→ Data excerpts:

◆ ◆ ◆

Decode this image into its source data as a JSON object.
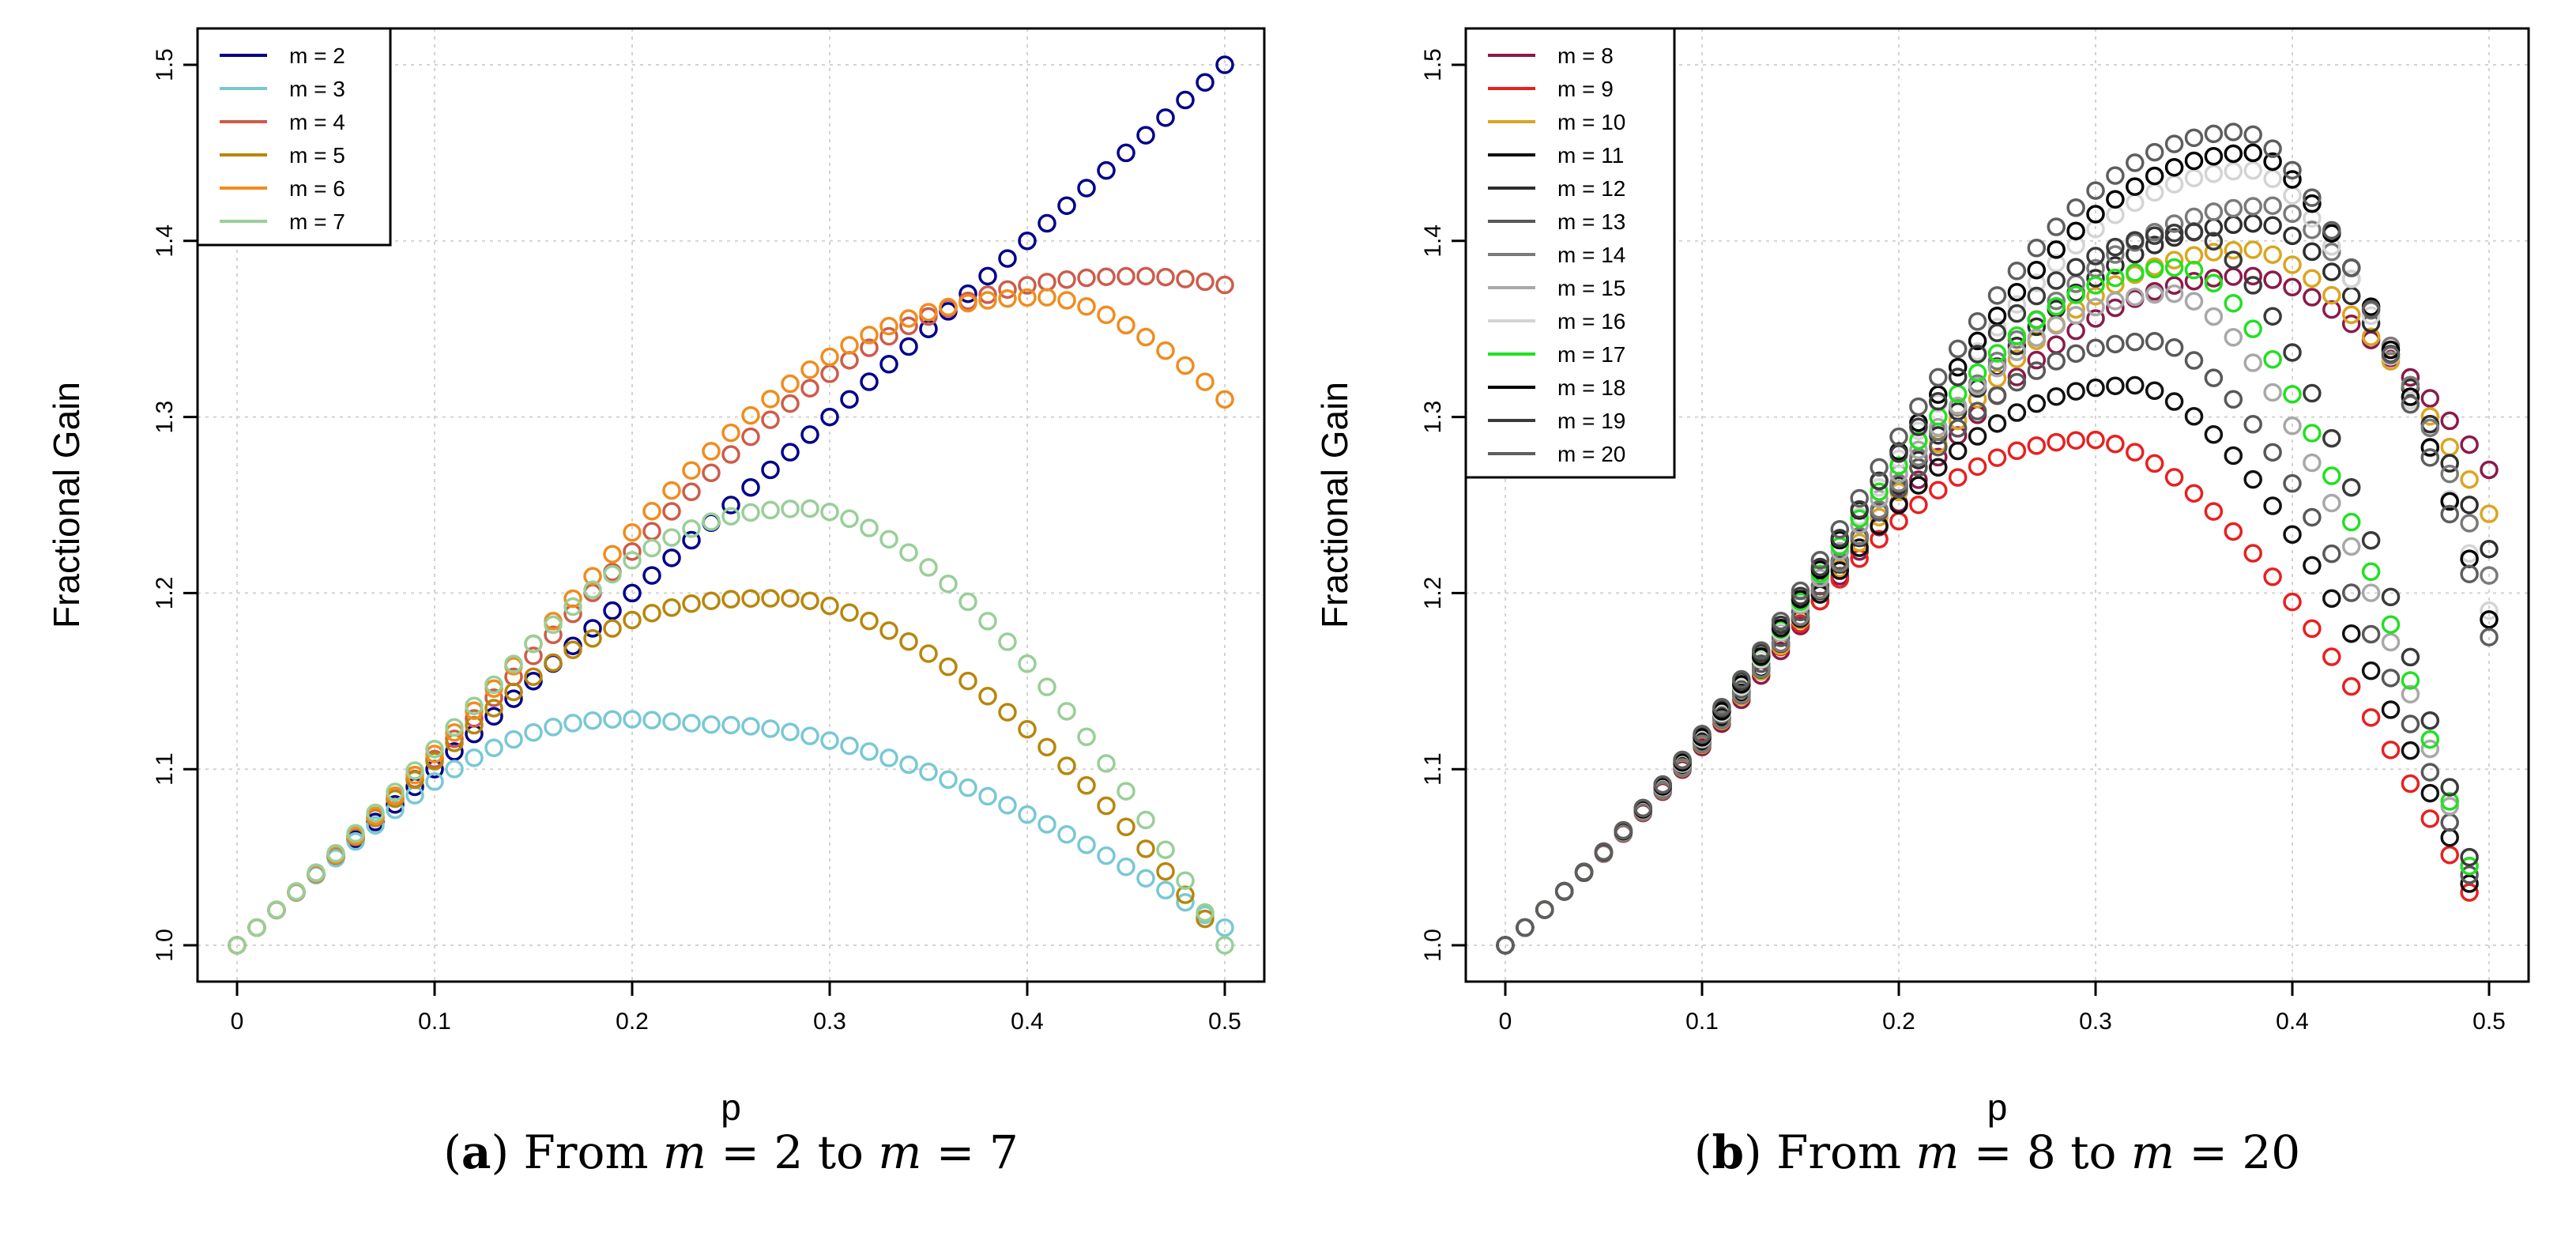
{
  "chart_data": [
    {
      "type": "scatter",
      "panel_label": "(a)",
      "caption": {
        "open": "(",
        "letter": "a",
        "close": ")",
        "text1": " From ",
        "var1": "m",
        "text2": " = 2 to ",
        "var2": "m",
        "text3": " = 7"
      },
      "xlabel": "p",
      "ylabel": "Fractional Gain",
      "xlim": [
        0,
        0.5
      ],
      "ylim": [
        1.0,
        1.5
      ],
      "xticks": [
        "0",
        "0.1",
        "0.2",
        "0.3",
        "0.4",
        "0.5"
      ],
      "yticks": [
        "1.0",
        "1.1",
        "1.2",
        "1.3",
        "1.4",
        "1.5"
      ],
      "grid": true,
      "legend_position": "top-left",
      "series": [
        {
          "name": "m =  2",
          "m": 2,
          "color": "#00008b"
        },
        {
          "name": "m =  3",
          "m": 3,
          "color": "#78c8d4"
        },
        {
          "name": "m =  4",
          "m": 4,
          "color": "#cd5c4a"
        },
        {
          "name": "m =  5",
          "m": 5,
          "color": "#b8860b"
        },
        {
          "name": "m =  6",
          "m": 6,
          "color": "#f08c1e"
        },
        {
          "name": "m =  7",
          "m": 7,
          "color": "#98cf98"
        }
      ]
    },
    {
      "type": "scatter",
      "panel_label": "(b)",
      "caption": {
        "open": "(",
        "letter": "b",
        "close": ")",
        "text1": " From ",
        "var1": "m",
        "text2": " = 8 to ",
        "var2": "m",
        "text3": " = 20"
      },
      "xlabel": "p",
      "ylabel": "Fractional Gain",
      "xlim": [
        0,
        0.5
      ],
      "ylim": [
        1.0,
        1.5
      ],
      "xticks": [
        "0",
        "0.1",
        "0.2",
        "0.3",
        "0.4",
        "0.5"
      ],
      "yticks": [
        "1.0",
        "1.1",
        "1.2",
        "1.3",
        "1.4",
        "1.5"
      ],
      "grid": true,
      "legend_position": "top-left",
      "series": [
        {
          "name": "m =  8",
          "m": 8,
          "color": "#8b1a4a"
        },
        {
          "name": "m =  9",
          "m": 9,
          "color": "#e82020"
        },
        {
          "name": "m =  10",
          "m": 10,
          "color": "#daa520"
        },
        {
          "name": "m =  11",
          "m": 11,
          "color": "#111111"
        },
        {
          "name": "m =  12",
          "m": 12,
          "color": "#2e2e2e"
        },
        {
          "name": "m =  13",
          "m": 13,
          "color": "#585858"
        },
        {
          "name": "m =  14",
          "m": 14,
          "color": "#7a7a7a"
        },
        {
          "name": "m =  15",
          "m": 15,
          "color": "#a8a8a8"
        },
        {
          "name": "m =  16",
          "m": 16,
          "color": "#d4d4d4"
        },
        {
          "name": "m =  17",
          "m": 17,
          "color": "#22e022"
        },
        {
          "name": "m =  18",
          "m": 18,
          "color": "#000000"
        },
        {
          "name": "m =  19",
          "m": 19,
          "color": "#3a3a3a"
        },
        {
          "name": "m =  20",
          "m": 20,
          "color": "#5e5e5e"
        }
      ]
    }
  ]
}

◆ ◆ ◆

Without the pictures, copy the material exactly as given.

→ Result of the exercise:
Decode this image into its source data as a JSON object.
{
  "chart_data": [
    {
      "type": "scatter",
      "panel_label": "(a)",
      "caption": {
        "open": "(",
        "letter": "a",
        "close": ")",
        "text1": " From ",
        "var1": "m",
        "text2": " = 2 to ",
        "var2": "m",
        "text3": " = 7"
      },
      "xlabel": "p",
      "ylabel": "Fractional Gain",
      "xlim": [
        0,
        0.5
      ],
      "ylim": [
        1.0,
        1.5
      ],
      "xticks": [
        "0",
        "0.1",
        "0.2",
        "0.3",
        "0.4",
        "0.5"
      ],
      "yticks": [
        "1.0",
        "1.1",
        "1.2",
        "1.3",
        "1.4",
        "1.5"
      ],
      "grid": true,
      "legend_position": "top-left",
      "series": [
        {
          "name": "m =  2",
          "m": 2,
          "color": "#00008b"
        },
        {
          "name": "m =  3",
          "m": 3,
          "color": "#78c8d4"
        },
        {
          "name": "m =  4",
          "m": 4,
          "color": "#cd5c4a"
        },
        {
          "name": "m =  5",
          "m": 5,
          "color": "#b8860b"
        },
        {
          "name": "m =  6",
          "m": 6,
          "color": "#f08c1e"
        },
        {
          "name": "m =  7",
          "m": 7,
          "color": "#98cf98"
        }
      ]
    },
    {
      "type": "scatter",
      "panel_label": "(b)",
      "caption": {
        "open": "(",
        "letter": "b",
        "close": ")",
        "text1": " From ",
        "var1": "m",
        "text2": " = 8 to ",
        "var2": "m",
        "text3": " = 20"
      },
      "xlabel": "p",
      "ylabel": "Fractional Gain",
      "xlim": [
        0,
        0.5
      ],
      "ylim": [
        1.0,
        1.5
      ],
      "xticks": [
        "0",
        "0.1",
        "0.2",
        "0.3",
        "0.4",
        "0.5"
      ],
      "yticks": [
        "1.0",
        "1.1",
        "1.2",
        "1.3",
        "1.4",
        "1.5"
      ],
      "grid": true,
      "legend_position": "top-left",
      "series": [
        {
          "name": "m =  8",
          "m": 8,
          "color": "#8b1a4a"
        },
        {
          "name": "m =  9",
          "m": 9,
          "color": "#e82020"
        },
        {
          "name": "m =  10",
          "m": 10,
          "color": "#daa520"
        },
        {
          "name": "m =  11",
          "m": 11,
          "color": "#111111"
        },
        {
          "name": "m =  12",
          "m": 12,
          "color": "#2e2e2e"
        },
        {
          "name": "m =  13",
          "m": 13,
          "color": "#585858"
        },
        {
          "name": "m =  14",
          "m": 14,
          "color": "#7a7a7a"
        },
        {
          "name": "m =  15",
          "m": 15,
          "color": "#a8a8a8"
        },
        {
          "name": "m =  16",
          "m": 16,
          "color": "#d4d4d4"
        },
        {
          "name": "m =  17",
          "m": 17,
          "color": "#22e022"
        },
        {
          "name": "m =  18",
          "m": 18,
          "color": "#000000"
        },
        {
          "name": "m =  19",
          "m": 19,
          "color": "#3a3a3a"
        },
        {
          "name": "m =  20",
          "m": 20,
          "color": "#5e5e5e"
        }
      ]
    }
  ]
}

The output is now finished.